- [Exercise goal]: Take the material below and retype it in full; pictures are left out.

+++ Input material +++

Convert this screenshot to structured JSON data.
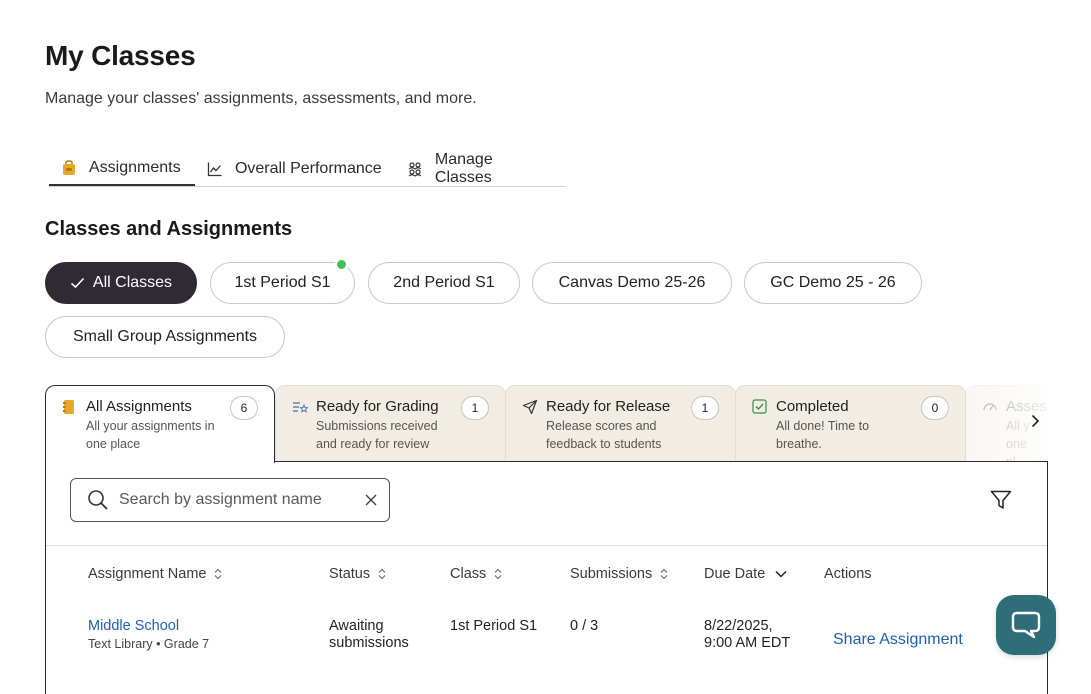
{
  "page": {
    "title": "My Classes",
    "subtitle": "Manage your classes' assignments, assessments, and more."
  },
  "main_tabs": [
    {
      "label": "Assignments",
      "icon": "backpack-icon",
      "active": true
    },
    {
      "label": "Overall Performance",
      "icon": "line-chart-icon",
      "active": false
    },
    {
      "label": "Manage Classes",
      "icon": "people-group-icon",
      "active": false
    }
  ],
  "section": {
    "title": "Classes and Assignments"
  },
  "class_chips": [
    {
      "label": "All Classes",
      "active": true
    },
    {
      "label": "1st Period S1",
      "active": false,
      "has_notification": true
    },
    {
      "label": "2nd Period S1",
      "active": false
    },
    {
      "label": "Canvas Demo 25-26",
      "active": false
    },
    {
      "label": "GC Demo 25 - 26",
      "active": false
    },
    {
      "label": "Small Group Assignments",
      "active": false
    }
  ],
  "status_tabs": [
    {
      "title": "All Assignments",
      "desc1": "All your assignments in",
      "desc2": "one place",
      "count": "6",
      "icon": "notebook-icon",
      "active": true
    },
    {
      "title": "Ready for Grading",
      "desc1": "Submissions received",
      "desc2": "and ready for review",
      "count": "1",
      "icon": "grading-list-icon",
      "active": false
    },
    {
      "title": "Ready for Release",
      "desc1": "Release scores and",
      "desc2": "feedback to students",
      "count": "1",
      "icon": "send-icon",
      "active": false
    },
    {
      "title": "Completed",
      "desc1": "All done! Time to",
      "desc2": "breathe.",
      "count": "0",
      "icon": "check-square-icon",
      "active": false
    },
    {
      "title": "Asses",
      "desc1": "All y",
      "desc2": "one pl",
      "count": "",
      "icon": "gauge-icon",
      "active": false
    }
  ],
  "search": {
    "placeholder": "Search by assignment name",
    "value": ""
  },
  "table": {
    "headers": [
      "Assignment Name",
      "Status",
      "Class",
      "Submissions",
      "Due Date",
      "Actions"
    ],
    "rows": [
      {
        "name": "Middle School",
        "meta": "Text Library • Grade 7",
        "status_line1": "Awaiting",
        "status_line2": "submissions",
        "class": "1st Period S1",
        "submissions": "0 / 3",
        "due_line1": "8/22/2025,",
        "due_line2": "9:00 AM EDT",
        "action": "Share Assignment"
      }
    ]
  },
  "colors": {
    "chip_active_bg": "#2f2a33",
    "link": "#1f5fae",
    "tab_inactive_bg": "#f1ede4",
    "notification_dot": "#3fbf56",
    "chat_fab": "#2f6e78",
    "assignments_icon": "#e6a82a"
  }
}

+++

- [Solution for this exercise]:
Convert this screenshot to structured JSON data.
{
  "page": {
    "title": "My Classes",
    "subtitle": "Manage your classes' assignments, assessments, and more."
  },
  "main_tabs": [
    {
      "label": "Assignments",
      "icon": "backpack-icon",
      "active": true
    },
    {
      "label": "Overall Performance",
      "icon": "line-chart-icon",
      "active": false
    },
    {
      "label": "Manage Classes",
      "icon": "people-group-icon",
      "active": false
    }
  ],
  "section": {
    "title": "Classes and Assignments"
  },
  "class_chips": [
    {
      "label": "All Classes",
      "active": true
    },
    {
      "label": "1st Period S1",
      "active": false,
      "has_notification": true
    },
    {
      "label": "2nd Period S1",
      "active": false
    },
    {
      "label": "Canvas Demo 25-26",
      "active": false
    },
    {
      "label": "GC Demo 25 - 26",
      "active": false
    },
    {
      "label": "Small Group Assignments",
      "active": false
    }
  ],
  "status_tabs": [
    {
      "title": "All Assignments",
      "desc1": "All your assignments in",
      "desc2": "one place",
      "count": "6",
      "icon": "notebook-icon",
      "active": true
    },
    {
      "title": "Ready for Grading",
      "desc1": "Submissions received",
      "desc2": "and ready for review",
      "count": "1",
      "icon": "grading-list-icon",
      "active": false
    },
    {
      "title": "Ready for Release",
      "desc1": "Release scores and",
      "desc2": "feedback to students",
      "count": "1",
      "icon": "send-icon",
      "active": false
    },
    {
      "title": "Completed",
      "desc1": "All done! Time to",
      "desc2": "breathe.",
      "count": "0",
      "icon": "check-square-icon",
      "active": false
    },
    {
      "title": "Asses",
      "desc1": "All y",
      "desc2": "one pl",
      "count": "",
      "icon": "gauge-icon",
      "active": false
    }
  ],
  "search": {
    "placeholder": "Search by assignment name",
    "value": ""
  },
  "table": {
    "headers": [
      "Assignment Name",
      "Status",
      "Class",
      "Submissions",
      "Due Date",
      "Actions"
    ],
    "rows": [
      {
        "name": "Middle School",
        "meta": "Text Library • Grade 7",
        "status_line1": "Awaiting",
        "status_line2": "submissions",
        "class": "1st Period S1",
        "submissions": "0 / 3",
        "due_line1": "8/22/2025,",
        "due_line2": "9:00 AM EDT",
        "action": "Share Assignment"
      }
    ]
  },
  "colors": {
    "chip_active_bg": "#2f2a33",
    "link": "#1f5fae",
    "tab_inactive_bg": "#f1ede4",
    "notification_dot": "#3fbf56",
    "chat_fab": "#2f6e78",
    "assignments_icon": "#e6a82a"
  }
}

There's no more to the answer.